Prompt: Only the number is wanted: how many lines contain the word "janvier"?
======== The data ========
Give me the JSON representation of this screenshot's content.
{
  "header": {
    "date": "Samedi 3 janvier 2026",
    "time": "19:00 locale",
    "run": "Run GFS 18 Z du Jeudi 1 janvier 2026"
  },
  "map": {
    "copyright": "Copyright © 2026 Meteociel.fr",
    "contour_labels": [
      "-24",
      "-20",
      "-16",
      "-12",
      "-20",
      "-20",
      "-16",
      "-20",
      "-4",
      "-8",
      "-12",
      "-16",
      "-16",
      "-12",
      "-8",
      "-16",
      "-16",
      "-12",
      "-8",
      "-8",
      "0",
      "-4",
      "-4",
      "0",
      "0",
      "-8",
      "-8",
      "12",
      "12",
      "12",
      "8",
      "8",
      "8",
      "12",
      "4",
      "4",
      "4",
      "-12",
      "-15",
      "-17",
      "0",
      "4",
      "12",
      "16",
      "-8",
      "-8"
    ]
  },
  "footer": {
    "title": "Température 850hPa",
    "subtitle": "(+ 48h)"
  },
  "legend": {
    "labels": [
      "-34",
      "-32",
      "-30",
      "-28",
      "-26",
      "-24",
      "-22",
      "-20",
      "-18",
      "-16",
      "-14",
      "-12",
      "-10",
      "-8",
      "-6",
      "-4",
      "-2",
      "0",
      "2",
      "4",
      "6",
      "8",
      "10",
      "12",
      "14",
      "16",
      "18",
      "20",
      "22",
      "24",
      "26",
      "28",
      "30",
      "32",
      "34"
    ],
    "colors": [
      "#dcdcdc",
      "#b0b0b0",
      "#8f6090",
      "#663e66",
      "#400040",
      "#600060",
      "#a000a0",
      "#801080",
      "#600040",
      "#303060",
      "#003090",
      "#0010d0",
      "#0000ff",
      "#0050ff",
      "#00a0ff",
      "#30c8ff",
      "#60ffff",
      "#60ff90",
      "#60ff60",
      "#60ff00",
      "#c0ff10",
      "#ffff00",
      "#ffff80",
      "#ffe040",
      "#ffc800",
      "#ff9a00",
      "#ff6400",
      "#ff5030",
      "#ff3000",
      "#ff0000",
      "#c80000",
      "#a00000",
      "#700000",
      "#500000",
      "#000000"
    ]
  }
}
========
Exercise answer: 2